┌─ SUPPLIED INFORMATION
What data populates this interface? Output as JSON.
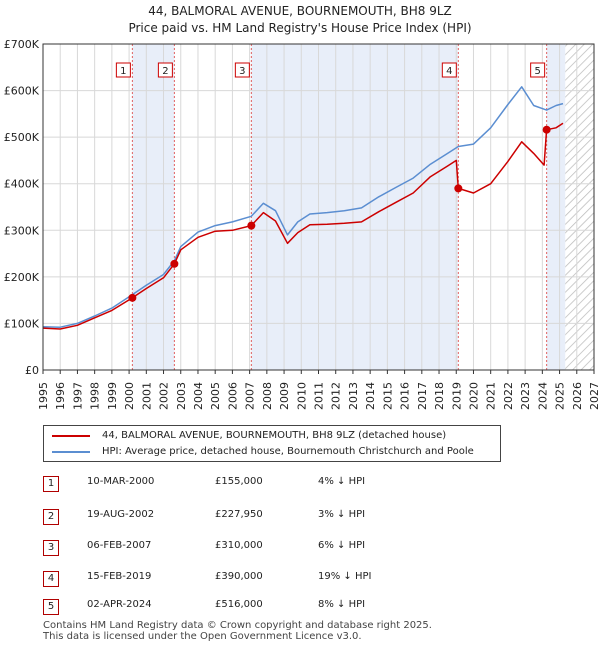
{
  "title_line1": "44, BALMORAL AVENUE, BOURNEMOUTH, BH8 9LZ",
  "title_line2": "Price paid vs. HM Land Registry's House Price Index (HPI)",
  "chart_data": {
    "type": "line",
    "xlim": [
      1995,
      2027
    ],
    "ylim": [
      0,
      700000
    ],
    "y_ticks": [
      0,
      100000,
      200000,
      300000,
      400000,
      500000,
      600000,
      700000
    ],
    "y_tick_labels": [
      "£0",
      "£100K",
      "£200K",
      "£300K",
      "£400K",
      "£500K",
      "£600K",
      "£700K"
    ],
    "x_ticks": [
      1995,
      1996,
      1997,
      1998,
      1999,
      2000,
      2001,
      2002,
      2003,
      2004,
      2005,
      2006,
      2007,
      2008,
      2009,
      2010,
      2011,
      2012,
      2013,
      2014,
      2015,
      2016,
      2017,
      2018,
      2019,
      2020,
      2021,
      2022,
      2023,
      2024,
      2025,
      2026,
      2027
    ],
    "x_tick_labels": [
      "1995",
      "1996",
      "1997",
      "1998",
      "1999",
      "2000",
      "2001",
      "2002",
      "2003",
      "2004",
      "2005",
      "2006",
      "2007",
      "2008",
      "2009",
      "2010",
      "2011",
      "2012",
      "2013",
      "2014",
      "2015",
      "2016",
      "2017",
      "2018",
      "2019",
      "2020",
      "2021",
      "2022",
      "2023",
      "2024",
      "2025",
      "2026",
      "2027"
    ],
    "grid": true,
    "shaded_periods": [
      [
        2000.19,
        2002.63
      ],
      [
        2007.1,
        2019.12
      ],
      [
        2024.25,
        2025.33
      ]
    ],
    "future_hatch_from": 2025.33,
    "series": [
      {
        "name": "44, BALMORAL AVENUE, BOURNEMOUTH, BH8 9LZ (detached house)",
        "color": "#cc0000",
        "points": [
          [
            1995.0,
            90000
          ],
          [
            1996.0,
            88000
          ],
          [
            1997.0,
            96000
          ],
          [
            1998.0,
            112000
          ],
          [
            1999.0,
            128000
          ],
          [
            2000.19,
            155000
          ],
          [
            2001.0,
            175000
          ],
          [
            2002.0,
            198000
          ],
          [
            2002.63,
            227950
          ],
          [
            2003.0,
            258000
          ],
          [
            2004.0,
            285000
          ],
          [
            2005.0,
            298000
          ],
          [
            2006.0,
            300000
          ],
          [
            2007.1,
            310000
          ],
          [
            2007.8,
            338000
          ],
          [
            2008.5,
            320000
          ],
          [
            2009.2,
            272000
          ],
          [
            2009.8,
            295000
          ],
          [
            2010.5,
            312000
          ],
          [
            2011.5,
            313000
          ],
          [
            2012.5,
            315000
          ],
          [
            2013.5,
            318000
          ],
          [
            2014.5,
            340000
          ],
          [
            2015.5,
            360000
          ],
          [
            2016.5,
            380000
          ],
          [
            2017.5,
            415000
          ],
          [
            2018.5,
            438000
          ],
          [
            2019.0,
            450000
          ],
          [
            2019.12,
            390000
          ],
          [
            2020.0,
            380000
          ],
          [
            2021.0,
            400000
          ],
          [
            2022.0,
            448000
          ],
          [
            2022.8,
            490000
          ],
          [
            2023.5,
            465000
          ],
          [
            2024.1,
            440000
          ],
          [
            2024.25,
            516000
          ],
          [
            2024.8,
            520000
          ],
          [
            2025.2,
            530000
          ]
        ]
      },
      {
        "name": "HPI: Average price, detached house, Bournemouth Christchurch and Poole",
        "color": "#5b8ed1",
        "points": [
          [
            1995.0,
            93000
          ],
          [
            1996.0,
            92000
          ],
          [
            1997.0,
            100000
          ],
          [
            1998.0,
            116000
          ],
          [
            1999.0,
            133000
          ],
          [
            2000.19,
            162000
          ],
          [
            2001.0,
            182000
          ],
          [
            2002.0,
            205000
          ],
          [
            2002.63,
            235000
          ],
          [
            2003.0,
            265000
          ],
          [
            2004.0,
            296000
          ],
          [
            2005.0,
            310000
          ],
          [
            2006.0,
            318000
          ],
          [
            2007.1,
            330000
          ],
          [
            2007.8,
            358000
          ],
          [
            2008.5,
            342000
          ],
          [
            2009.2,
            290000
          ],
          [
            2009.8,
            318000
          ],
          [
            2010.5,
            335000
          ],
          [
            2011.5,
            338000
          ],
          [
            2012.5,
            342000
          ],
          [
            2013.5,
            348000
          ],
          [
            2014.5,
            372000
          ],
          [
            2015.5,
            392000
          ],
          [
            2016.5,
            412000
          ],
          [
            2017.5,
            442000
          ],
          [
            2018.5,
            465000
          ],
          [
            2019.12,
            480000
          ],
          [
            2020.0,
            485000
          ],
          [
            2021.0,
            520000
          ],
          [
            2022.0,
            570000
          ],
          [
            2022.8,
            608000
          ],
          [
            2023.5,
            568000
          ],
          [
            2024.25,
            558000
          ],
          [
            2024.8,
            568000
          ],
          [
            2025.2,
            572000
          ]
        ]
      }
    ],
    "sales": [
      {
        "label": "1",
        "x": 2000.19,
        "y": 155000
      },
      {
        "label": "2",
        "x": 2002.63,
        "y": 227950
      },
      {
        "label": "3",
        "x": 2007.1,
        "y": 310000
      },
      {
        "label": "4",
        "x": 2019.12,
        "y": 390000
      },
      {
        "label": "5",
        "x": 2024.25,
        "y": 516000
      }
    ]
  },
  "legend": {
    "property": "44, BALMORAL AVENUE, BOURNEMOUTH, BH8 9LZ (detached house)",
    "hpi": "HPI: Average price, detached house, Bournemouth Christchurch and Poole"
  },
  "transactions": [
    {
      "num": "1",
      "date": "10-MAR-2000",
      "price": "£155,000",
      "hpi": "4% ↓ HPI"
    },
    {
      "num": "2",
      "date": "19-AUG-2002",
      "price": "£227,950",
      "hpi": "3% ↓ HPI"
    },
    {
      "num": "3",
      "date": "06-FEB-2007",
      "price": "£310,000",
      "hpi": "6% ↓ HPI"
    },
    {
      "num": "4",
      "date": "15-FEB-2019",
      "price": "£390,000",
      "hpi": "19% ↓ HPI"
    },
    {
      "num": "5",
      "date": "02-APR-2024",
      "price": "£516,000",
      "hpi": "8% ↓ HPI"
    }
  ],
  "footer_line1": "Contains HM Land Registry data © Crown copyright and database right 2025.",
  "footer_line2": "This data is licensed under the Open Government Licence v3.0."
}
└─
→ **TASK DESCRIPTION**:
Quote the entries above word for word. Leave the images out.

→ **WRITTEN SOLUTION**:
What data populates this interface? Output as JSON.
{
  "title_line1": "44, BALMORAL AVENUE, BOURNEMOUTH, BH8 9LZ",
  "title_line2": "Price paid vs. HM Land Registry's House Price Index (HPI)",
  "chart_data": {
    "type": "line",
    "xlim": [
      1995,
      2027
    ],
    "ylim": [
      0,
      700000
    ],
    "y_ticks": [
      0,
      100000,
      200000,
      300000,
      400000,
      500000,
      600000,
      700000
    ],
    "y_tick_labels": [
      "£0",
      "£100K",
      "£200K",
      "£300K",
      "£400K",
      "£500K",
      "£600K",
      "£700K"
    ],
    "x_ticks": [
      1995,
      1996,
      1997,
      1998,
      1999,
      2000,
      2001,
      2002,
      2003,
      2004,
      2005,
      2006,
      2007,
      2008,
      2009,
      2010,
      2011,
      2012,
      2013,
      2014,
      2015,
      2016,
      2017,
      2018,
      2019,
      2020,
      2021,
      2022,
      2023,
      2024,
      2025,
      2026,
      2027
    ],
    "x_tick_labels": [
      "1995",
      "1996",
      "1997",
      "1998",
      "1999",
      "2000",
      "2001",
      "2002",
      "2003",
      "2004",
      "2005",
      "2006",
      "2007",
      "2008",
      "2009",
      "2010",
      "2011",
      "2012",
      "2013",
      "2014",
      "2015",
      "2016",
      "2017",
      "2018",
      "2019",
      "2020",
      "2021",
      "2022",
      "2023",
      "2024",
      "2025",
      "2026",
      "2027"
    ],
    "grid": true,
    "shaded_periods": [
      [
        2000.19,
        2002.63
      ],
      [
        2007.1,
        2019.12
      ],
      [
        2024.25,
        2025.33
      ]
    ],
    "future_hatch_from": 2025.33,
    "series": [
      {
        "name": "44, BALMORAL AVENUE, BOURNEMOUTH, BH8 9LZ (detached house)",
        "color": "#cc0000",
        "points": [
          [
            1995.0,
            90000
          ],
          [
            1996.0,
            88000
          ],
          [
            1997.0,
            96000
          ],
          [
            1998.0,
            112000
          ],
          [
            1999.0,
            128000
          ],
          [
            2000.19,
            155000
          ],
          [
            2001.0,
            175000
          ],
          [
            2002.0,
            198000
          ],
          [
            2002.63,
            227950
          ],
          [
            2003.0,
            258000
          ],
          [
            2004.0,
            285000
          ],
          [
            2005.0,
            298000
          ],
          [
            2006.0,
            300000
          ],
          [
            2007.1,
            310000
          ],
          [
            2007.8,
            338000
          ],
          [
            2008.5,
            320000
          ],
          [
            2009.2,
            272000
          ],
          [
            2009.8,
            295000
          ],
          [
            2010.5,
            312000
          ],
          [
            2011.5,
            313000
          ],
          [
            2012.5,
            315000
          ],
          [
            2013.5,
            318000
          ],
          [
            2014.5,
            340000
          ],
          [
            2015.5,
            360000
          ],
          [
            2016.5,
            380000
          ],
          [
            2017.5,
            415000
          ],
          [
            2018.5,
            438000
          ],
          [
            2019.0,
            450000
          ],
          [
            2019.12,
            390000
          ],
          [
            2020.0,
            380000
          ],
          [
            2021.0,
            400000
          ],
          [
            2022.0,
            448000
          ],
          [
            2022.8,
            490000
          ],
          [
            2023.5,
            465000
          ],
          [
            2024.1,
            440000
          ],
          [
            2024.25,
            516000
          ],
          [
            2024.8,
            520000
          ],
          [
            2025.2,
            530000
          ]
        ]
      },
      {
        "name": "HPI: Average price, detached house, Bournemouth Christchurch and Poole",
        "color": "#5b8ed1",
        "points": [
          [
            1995.0,
            93000
          ],
          [
            1996.0,
            92000
          ],
          [
            1997.0,
            100000
          ],
          [
            1998.0,
            116000
          ],
          [
            1999.0,
            133000
          ],
          [
            2000.19,
            162000
          ],
          [
            2001.0,
            182000
          ],
          [
            2002.0,
            205000
          ],
          [
            2002.63,
            235000
          ],
          [
            2003.0,
            265000
          ],
          [
            2004.0,
            296000
          ],
          [
            2005.0,
            310000
          ],
          [
            2006.0,
            318000
          ],
          [
            2007.1,
            330000
          ],
          [
            2007.8,
            358000
          ],
          [
            2008.5,
            342000
          ],
          [
            2009.2,
            290000
          ],
          [
            2009.8,
            318000
          ],
          [
            2010.5,
            335000
          ],
          [
            2011.5,
            338000
          ],
          [
            2012.5,
            342000
          ],
          [
            2013.5,
            348000
          ],
          [
            2014.5,
            372000
          ],
          [
            2015.5,
            392000
          ],
          [
            2016.5,
            412000
          ],
          [
            2017.5,
            442000
          ],
          [
            2018.5,
            465000
          ],
          [
            2019.12,
            480000
          ],
          [
            2020.0,
            485000
          ],
          [
            2021.0,
            520000
          ],
          [
            2022.0,
            570000
          ],
          [
            2022.8,
            608000
          ],
          [
            2023.5,
            568000
          ],
          [
            2024.25,
            558000
          ],
          [
            2024.8,
            568000
          ],
          [
            2025.2,
            572000
          ]
        ]
      }
    ],
    "sales": [
      {
        "label": "1",
        "x": 2000.19,
        "y": 155000
      },
      {
        "label": "2",
        "x": 2002.63,
        "y": 227950
      },
      {
        "label": "3",
        "x": 2007.1,
        "y": 310000
      },
      {
        "label": "4",
        "x": 2019.12,
        "y": 390000
      },
      {
        "label": "5",
        "x": 2024.25,
        "y": 516000
      }
    ]
  },
  "legend": {
    "property": "44, BALMORAL AVENUE, BOURNEMOUTH, BH8 9LZ (detached house)",
    "hpi": "HPI: Average price, detached house, Bournemouth Christchurch and Poole"
  },
  "transactions": [
    {
      "num": "1",
      "date": "10-MAR-2000",
      "price": "£155,000",
      "hpi": "4% ↓ HPI"
    },
    {
      "num": "2",
      "date": "19-AUG-2002",
      "price": "£227,950",
      "hpi": "3% ↓ HPI"
    },
    {
      "num": "3",
      "date": "06-FEB-2007",
      "price": "£310,000",
      "hpi": "6% ↓ HPI"
    },
    {
      "num": "4",
      "date": "15-FEB-2019",
      "price": "£390,000",
      "hpi": "19% ↓ HPI"
    },
    {
      "num": "5",
      "date": "02-APR-2024",
      "price": "£516,000",
      "hpi": "8% ↓ HPI"
    }
  ],
  "footer_line1": "Contains HM Land Registry data © Crown copyright and database right 2025.",
  "footer_line2": "This data is licensed under the Open Government Licence v3.0."
}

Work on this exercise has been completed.